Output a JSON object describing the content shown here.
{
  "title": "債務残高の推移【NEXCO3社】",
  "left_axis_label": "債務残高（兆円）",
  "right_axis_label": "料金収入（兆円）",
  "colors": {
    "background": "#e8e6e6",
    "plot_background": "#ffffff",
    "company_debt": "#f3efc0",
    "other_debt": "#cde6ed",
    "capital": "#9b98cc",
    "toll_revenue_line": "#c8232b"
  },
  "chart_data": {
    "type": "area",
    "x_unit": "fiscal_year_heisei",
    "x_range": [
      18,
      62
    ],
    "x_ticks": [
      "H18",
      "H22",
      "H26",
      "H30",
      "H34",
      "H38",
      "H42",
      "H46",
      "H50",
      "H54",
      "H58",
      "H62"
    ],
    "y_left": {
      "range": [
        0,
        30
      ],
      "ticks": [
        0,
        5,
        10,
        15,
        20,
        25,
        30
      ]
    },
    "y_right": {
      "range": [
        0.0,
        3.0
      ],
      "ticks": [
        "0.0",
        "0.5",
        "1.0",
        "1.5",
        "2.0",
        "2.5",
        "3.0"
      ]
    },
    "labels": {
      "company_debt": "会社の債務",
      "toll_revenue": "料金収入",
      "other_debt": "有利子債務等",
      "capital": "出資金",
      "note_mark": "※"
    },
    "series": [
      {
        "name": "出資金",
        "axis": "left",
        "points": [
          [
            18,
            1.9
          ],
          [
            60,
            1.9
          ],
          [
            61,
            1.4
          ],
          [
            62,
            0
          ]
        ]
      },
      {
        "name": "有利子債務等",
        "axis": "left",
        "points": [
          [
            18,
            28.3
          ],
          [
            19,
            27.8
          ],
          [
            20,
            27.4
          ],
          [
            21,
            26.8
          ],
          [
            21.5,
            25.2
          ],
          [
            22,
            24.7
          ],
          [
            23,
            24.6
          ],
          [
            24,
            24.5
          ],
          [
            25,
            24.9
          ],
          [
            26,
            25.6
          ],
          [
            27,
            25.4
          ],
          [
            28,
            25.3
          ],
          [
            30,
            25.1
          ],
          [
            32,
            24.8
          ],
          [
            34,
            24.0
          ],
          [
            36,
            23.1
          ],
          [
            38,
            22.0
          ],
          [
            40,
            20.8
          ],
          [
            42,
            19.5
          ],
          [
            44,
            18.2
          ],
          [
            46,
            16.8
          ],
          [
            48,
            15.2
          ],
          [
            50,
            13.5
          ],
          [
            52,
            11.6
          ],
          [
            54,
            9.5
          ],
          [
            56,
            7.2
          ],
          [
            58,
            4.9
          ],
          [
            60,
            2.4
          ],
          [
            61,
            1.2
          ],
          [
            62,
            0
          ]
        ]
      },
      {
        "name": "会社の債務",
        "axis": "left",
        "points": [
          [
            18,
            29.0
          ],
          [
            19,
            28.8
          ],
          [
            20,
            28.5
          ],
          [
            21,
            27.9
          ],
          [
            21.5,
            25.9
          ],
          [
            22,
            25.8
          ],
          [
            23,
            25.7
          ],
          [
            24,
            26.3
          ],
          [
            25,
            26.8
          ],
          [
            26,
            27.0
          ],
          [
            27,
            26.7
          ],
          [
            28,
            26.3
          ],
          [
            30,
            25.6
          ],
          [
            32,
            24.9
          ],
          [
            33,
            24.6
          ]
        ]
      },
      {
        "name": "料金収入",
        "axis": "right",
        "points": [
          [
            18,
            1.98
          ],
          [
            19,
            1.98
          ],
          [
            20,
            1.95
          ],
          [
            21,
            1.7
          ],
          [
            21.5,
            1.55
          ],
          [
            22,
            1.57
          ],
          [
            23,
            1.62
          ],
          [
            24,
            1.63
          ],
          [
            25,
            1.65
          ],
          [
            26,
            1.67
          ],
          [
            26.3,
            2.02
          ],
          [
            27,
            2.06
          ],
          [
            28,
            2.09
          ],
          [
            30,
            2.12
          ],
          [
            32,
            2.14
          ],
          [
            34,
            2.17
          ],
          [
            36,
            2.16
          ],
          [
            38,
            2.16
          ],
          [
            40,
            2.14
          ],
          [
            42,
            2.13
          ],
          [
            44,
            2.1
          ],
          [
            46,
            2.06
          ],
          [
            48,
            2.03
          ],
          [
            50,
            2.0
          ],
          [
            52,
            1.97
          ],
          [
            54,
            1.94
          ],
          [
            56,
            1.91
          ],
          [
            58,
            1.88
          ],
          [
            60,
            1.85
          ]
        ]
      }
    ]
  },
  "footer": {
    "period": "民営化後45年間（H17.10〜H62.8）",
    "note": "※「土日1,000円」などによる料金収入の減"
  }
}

=-=-=

> **TASK BRIEF**
Give a word-for-word copy of the records.

> **ANSWER TO THIS EXERCISE**
Output a JSON object describing the content shown here.
{
  "title": "債務残高の推移【NEXCO3社】",
  "left_axis_label": "債務残高（兆円）",
  "right_axis_label": "料金収入（兆円）",
  "colors": {
    "background": "#e8e6e6",
    "plot_background": "#ffffff",
    "company_debt": "#f3efc0",
    "other_debt": "#cde6ed",
    "capital": "#9b98cc",
    "toll_revenue_line": "#c8232b"
  },
  "chart_data": {
    "type": "area",
    "x_unit": "fiscal_year_heisei",
    "x_range": [
      18,
      62
    ],
    "x_ticks": [
      "H18",
      "H22",
      "H26",
      "H30",
      "H34",
      "H38",
      "H42",
      "H46",
      "H50",
      "H54",
      "H58",
      "H62"
    ],
    "y_left": {
      "range": [
        0,
        30
      ],
      "ticks": [
        0,
        5,
        10,
        15,
        20,
        25,
        30
      ]
    },
    "y_right": {
      "range": [
        0.0,
        3.0
      ],
      "ticks": [
        "0.0",
        "0.5",
        "1.0",
        "1.5",
        "2.0",
        "2.5",
        "3.0"
      ]
    },
    "labels": {
      "company_debt": "会社の債務",
      "toll_revenue": "料金収入",
      "other_debt": "有利子債務等",
      "capital": "出資金",
      "note_mark": "※"
    },
    "series": [
      {
        "name": "出資金",
        "axis": "left",
        "points": [
          [
            18,
            1.9
          ],
          [
            60,
            1.9
          ],
          [
            61,
            1.4
          ],
          [
            62,
            0
          ]
        ]
      },
      {
        "name": "有利子債務等",
        "axis": "left",
        "points": [
          [
            18,
            28.3
          ],
          [
            19,
            27.8
          ],
          [
            20,
            27.4
          ],
          [
            21,
            26.8
          ],
          [
            21.5,
            25.2
          ],
          [
            22,
            24.7
          ],
          [
            23,
            24.6
          ],
          [
            24,
            24.5
          ],
          [
            25,
            24.9
          ],
          [
            26,
            25.6
          ],
          [
            27,
            25.4
          ],
          [
            28,
            25.3
          ],
          [
            30,
            25.1
          ],
          [
            32,
            24.8
          ],
          [
            34,
            24.0
          ],
          [
            36,
            23.1
          ],
          [
            38,
            22.0
          ],
          [
            40,
            20.8
          ],
          [
            42,
            19.5
          ],
          [
            44,
            18.2
          ],
          [
            46,
            16.8
          ],
          [
            48,
            15.2
          ],
          [
            50,
            13.5
          ],
          [
            52,
            11.6
          ],
          [
            54,
            9.5
          ],
          [
            56,
            7.2
          ],
          [
            58,
            4.9
          ],
          [
            60,
            2.4
          ],
          [
            61,
            1.2
          ],
          [
            62,
            0
          ]
        ]
      },
      {
        "name": "会社の債務",
        "axis": "left",
        "points": [
          [
            18,
            29.0
          ],
          [
            19,
            28.8
          ],
          [
            20,
            28.5
          ],
          [
            21,
            27.9
          ],
          [
            21.5,
            25.9
          ],
          [
            22,
            25.8
          ],
          [
            23,
            25.7
          ],
          [
            24,
            26.3
          ],
          [
            25,
            26.8
          ],
          [
            26,
            27.0
          ],
          [
            27,
            26.7
          ],
          [
            28,
            26.3
          ],
          [
            30,
            25.6
          ],
          [
            32,
            24.9
          ],
          [
            33,
            24.6
          ]
        ]
      },
      {
        "name": "料金収入",
        "axis": "right",
        "points": [
          [
            18,
            1.98
          ],
          [
            19,
            1.98
          ],
          [
            20,
            1.95
          ],
          [
            21,
            1.7
          ],
          [
            21.5,
            1.55
          ],
          [
            22,
            1.57
          ],
          [
            23,
            1.62
          ],
          [
            24,
            1.63
          ],
          [
            25,
            1.65
          ],
          [
            26,
            1.67
          ],
          [
            26.3,
            2.02
          ],
          [
            27,
            2.06
          ],
          [
            28,
            2.09
          ],
          [
            30,
            2.12
          ],
          [
            32,
            2.14
          ],
          [
            34,
            2.17
          ],
          [
            36,
            2.16
          ],
          [
            38,
            2.16
          ],
          [
            40,
            2.14
          ],
          [
            42,
            2.13
          ],
          [
            44,
            2.1
          ],
          [
            46,
            2.06
          ],
          [
            48,
            2.03
          ],
          [
            50,
            2.0
          ],
          [
            52,
            1.97
          ],
          [
            54,
            1.94
          ],
          [
            56,
            1.91
          ],
          [
            58,
            1.88
          ],
          [
            60,
            1.85
          ]
        ]
      }
    ]
  },
  "footer": {
    "period": "民営化後45年間（H17.10〜H62.8）",
    "note": "※「土日1,000円」などによる料金収入の減"
  }
}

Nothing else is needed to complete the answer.